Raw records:
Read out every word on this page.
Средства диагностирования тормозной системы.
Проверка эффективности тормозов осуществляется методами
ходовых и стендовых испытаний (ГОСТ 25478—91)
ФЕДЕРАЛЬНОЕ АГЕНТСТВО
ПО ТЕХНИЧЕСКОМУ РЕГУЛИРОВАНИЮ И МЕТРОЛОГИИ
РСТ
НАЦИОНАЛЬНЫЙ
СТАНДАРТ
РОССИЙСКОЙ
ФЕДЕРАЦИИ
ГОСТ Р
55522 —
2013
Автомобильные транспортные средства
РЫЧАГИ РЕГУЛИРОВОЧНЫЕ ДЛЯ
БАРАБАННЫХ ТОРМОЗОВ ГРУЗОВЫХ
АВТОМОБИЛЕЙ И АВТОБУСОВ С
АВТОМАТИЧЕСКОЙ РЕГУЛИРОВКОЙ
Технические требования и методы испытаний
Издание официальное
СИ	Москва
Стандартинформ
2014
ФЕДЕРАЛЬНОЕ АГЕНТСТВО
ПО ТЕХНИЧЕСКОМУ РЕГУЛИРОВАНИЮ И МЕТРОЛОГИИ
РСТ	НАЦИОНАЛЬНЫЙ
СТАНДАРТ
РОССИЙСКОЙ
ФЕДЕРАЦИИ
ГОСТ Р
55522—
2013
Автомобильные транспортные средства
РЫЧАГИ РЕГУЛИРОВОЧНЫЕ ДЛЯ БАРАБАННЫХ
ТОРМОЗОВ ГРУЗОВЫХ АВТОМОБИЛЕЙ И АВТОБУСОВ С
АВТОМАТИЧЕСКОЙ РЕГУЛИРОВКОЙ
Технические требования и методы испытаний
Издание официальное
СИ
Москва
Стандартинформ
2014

SHORT EXERCISE: Each line must be given again exactly as written above.

OUTPUT OF THE EXERCISE:
Read out every word on this page.
Средства диагностирования тормозной системы.
Проверка эффективности тормозов осуществляется методами
ходовых и стендовых испытаний (ГОСТ 25478—91)
ФЕДЕРАЛЬНОЕ АГЕНТСТВО
ПО ТЕХНИЧЕСКОМУ РЕГУЛИРОВАНИЮ И МЕТРОЛОГИИ
РСТ
НАЦИОНАЛЬНЫЙ
СТАНДАРТ
РОССИЙСКОЙ
ФЕДЕРАЦИИ
ГОСТ Р
55522 —
2013
Автомобильные транспортные средства
РЫЧАГИ РЕГУЛИРОВОЧНЫЕ ДЛЯ
БАРАБАННЫХ ТОРМОЗОВ ГРУЗОВЫХ
АВТОМОБИЛЕЙ И АВТОБУСОВ С
АВТОМАТИЧЕСКОЙ РЕГУЛИРОВКОЙ
Технические требования и методы испытаний
Издание официальное
СИ	Москва
Стандартинформ
2014
ФЕДЕРАЛЬНОЕ АГЕНТСТВО
ПО ТЕХНИЧЕСКОМУ РЕГУЛИРОВАНИЮ И МЕТРОЛОГИИ
РСТ	НАЦИОНАЛЬНЫЙ
СТАНДАРТ
РОССИЙСКОЙ
ФЕДЕРАЦИИ
ГОСТ Р
55522—
2013
Автомобильные транспортные средства
РЫЧАГИ РЕГУЛИРОВОЧНЫЕ ДЛЯ БАРАБАННЫХ
ТОРМОЗОВ ГРУЗОВЫХ АВТОМОБИЛЕЙ И АВТОБУСОВ С
АВТОМАТИЧЕСКОЙ РЕГУЛИРОВКОЙ
Технические требования и методы испытаний
Издание официальное
СИ
Москва
Стандартинформ
2014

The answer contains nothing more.